— Start of DATA LINES —

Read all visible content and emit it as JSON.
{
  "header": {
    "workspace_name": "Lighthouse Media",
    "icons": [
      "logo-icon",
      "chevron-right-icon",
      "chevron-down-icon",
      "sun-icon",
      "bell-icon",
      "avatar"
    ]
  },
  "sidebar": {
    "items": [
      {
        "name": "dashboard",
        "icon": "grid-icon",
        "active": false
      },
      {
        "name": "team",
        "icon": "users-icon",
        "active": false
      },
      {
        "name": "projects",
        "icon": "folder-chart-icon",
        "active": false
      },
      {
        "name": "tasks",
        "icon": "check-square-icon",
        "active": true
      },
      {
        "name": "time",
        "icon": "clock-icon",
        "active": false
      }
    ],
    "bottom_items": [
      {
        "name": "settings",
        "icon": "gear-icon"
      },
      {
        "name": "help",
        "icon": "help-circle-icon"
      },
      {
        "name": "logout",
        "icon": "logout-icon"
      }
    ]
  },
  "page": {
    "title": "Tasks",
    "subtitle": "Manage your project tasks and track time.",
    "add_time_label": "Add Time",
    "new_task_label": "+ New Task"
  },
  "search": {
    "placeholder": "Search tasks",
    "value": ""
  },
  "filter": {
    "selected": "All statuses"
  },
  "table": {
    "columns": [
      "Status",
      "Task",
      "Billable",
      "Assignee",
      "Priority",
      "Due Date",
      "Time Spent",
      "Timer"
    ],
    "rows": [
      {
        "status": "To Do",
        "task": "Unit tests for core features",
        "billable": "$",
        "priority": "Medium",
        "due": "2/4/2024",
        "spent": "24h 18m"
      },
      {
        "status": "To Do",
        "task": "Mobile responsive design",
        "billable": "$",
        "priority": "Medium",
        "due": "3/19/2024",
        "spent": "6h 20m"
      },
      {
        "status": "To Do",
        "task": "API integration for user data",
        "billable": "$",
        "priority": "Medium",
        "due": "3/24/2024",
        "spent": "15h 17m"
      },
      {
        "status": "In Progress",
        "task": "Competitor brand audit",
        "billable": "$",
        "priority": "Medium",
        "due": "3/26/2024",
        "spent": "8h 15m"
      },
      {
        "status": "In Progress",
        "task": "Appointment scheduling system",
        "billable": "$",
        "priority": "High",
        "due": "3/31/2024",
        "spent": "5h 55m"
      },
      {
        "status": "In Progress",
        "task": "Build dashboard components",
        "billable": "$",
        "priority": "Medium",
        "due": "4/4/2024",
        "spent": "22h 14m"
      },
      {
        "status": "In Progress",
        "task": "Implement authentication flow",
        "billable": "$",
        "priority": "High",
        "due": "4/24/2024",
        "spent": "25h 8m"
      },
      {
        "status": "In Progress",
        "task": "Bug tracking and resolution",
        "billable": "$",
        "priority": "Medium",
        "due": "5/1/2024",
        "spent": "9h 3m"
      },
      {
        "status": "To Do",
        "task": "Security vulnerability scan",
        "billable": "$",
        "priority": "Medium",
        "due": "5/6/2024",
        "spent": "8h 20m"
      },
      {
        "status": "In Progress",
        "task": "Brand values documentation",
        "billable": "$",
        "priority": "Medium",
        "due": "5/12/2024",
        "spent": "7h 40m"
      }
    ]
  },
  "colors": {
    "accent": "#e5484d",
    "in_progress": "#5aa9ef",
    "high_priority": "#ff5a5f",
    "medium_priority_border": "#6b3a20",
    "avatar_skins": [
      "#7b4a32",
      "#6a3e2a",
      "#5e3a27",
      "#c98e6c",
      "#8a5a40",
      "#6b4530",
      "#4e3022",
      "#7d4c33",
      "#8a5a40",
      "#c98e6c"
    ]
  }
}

— End of DATA LINES —

[YOUR GOAL] Reproduce the material precisely, including every line.

[FINISHED ANSWER]
Read all visible content and emit it as JSON.
{
  "header": {
    "workspace_name": "Lighthouse Media",
    "icons": [
      "logo-icon",
      "chevron-right-icon",
      "chevron-down-icon",
      "sun-icon",
      "bell-icon",
      "avatar"
    ]
  },
  "sidebar": {
    "items": [
      {
        "name": "dashboard",
        "icon": "grid-icon",
        "active": false
      },
      {
        "name": "team",
        "icon": "users-icon",
        "active": false
      },
      {
        "name": "projects",
        "icon": "folder-chart-icon",
        "active": false
      },
      {
        "name": "tasks",
        "icon": "check-square-icon",
        "active": true
      },
      {
        "name": "time",
        "icon": "clock-icon",
        "active": false
      }
    ],
    "bottom_items": [
      {
        "name": "settings",
        "icon": "gear-icon"
      },
      {
        "name": "help",
        "icon": "help-circle-icon"
      },
      {
        "name": "logout",
        "icon": "logout-icon"
      }
    ]
  },
  "page": {
    "title": "Tasks",
    "subtitle": "Manage your project tasks and track time.",
    "add_time_label": "Add Time",
    "new_task_label": "+ New Task"
  },
  "search": {
    "placeholder": "Search tasks",
    "value": ""
  },
  "filter": {
    "selected": "All statuses"
  },
  "table": {
    "columns": [
      "Status",
      "Task",
      "Billable",
      "Assignee",
      "Priority",
      "Due Date",
      "Time Spent",
      "Timer"
    ],
    "rows": [
      {
        "status": "To Do",
        "task": "Unit tests for core features",
        "billable": "$",
        "priority": "Medium",
        "due": "2/4/2024",
        "spent": "24h 18m"
      },
      {
        "status": "To Do",
        "task": "Mobile responsive design",
        "billable": "$",
        "priority": "Medium",
        "due": "3/19/2024",
        "spent": "6h 20m"
      },
      {
        "status": "To Do",
        "task": "API integration for user data",
        "billable": "$",
        "priority": "Medium",
        "due": "3/24/2024",
        "spent": "15h 17m"
      },
      {
        "status": "In Progress",
        "task": "Competitor brand audit",
        "billable": "$",
        "priority": "Medium",
        "due": "3/26/2024",
        "spent": "8h 15m"
      },
      {
        "status": "In Progress",
        "task": "Appointment scheduling system",
        "billable": "$",
        "priority": "High",
        "due": "3/31/2024",
        "spent": "5h 55m"
      },
      {
        "status": "In Progress",
        "task": "Build dashboard components",
        "billable": "$",
        "priority": "Medium",
        "due": "4/4/2024",
        "spent": "22h 14m"
      },
      {
        "status": "In Progress",
        "task": "Implement authentication flow",
        "billable": "$",
        "priority": "High",
        "due": "4/24/2024",
        "spent": "25h 8m"
      },
      {
        "status": "In Progress",
        "task": "Bug tracking and resolution",
        "billable": "$",
        "priority": "Medium",
        "due": "5/1/2024",
        "spent": "9h 3m"
      },
      {
        "status": "To Do",
        "task": "Security vulnerability scan",
        "billable": "$",
        "priority": "Medium",
        "due": "5/6/2024",
        "spent": "8h 20m"
      },
      {
        "status": "In Progress",
        "task": "Brand values documentation",
        "billable": "$",
        "priority": "Medium",
        "due": "5/12/2024",
        "spent": "7h 40m"
      }
    ]
  },
  "colors": {
    "accent": "#e5484d",
    "in_progress": "#5aa9ef",
    "high_priority": "#ff5a5f",
    "medium_priority_border": "#6b3a20",
    "avatar_skins": [
      "#7b4a32",
      "#6a3e2a",
      "#5e3a27",
      "#c98e6c",
      "#8a5a40",
      "#6b4530",
      "#4e3022",
      "#7d4c33",
      "#8a5a40",
      "#c98e6c"
    ]
  }
}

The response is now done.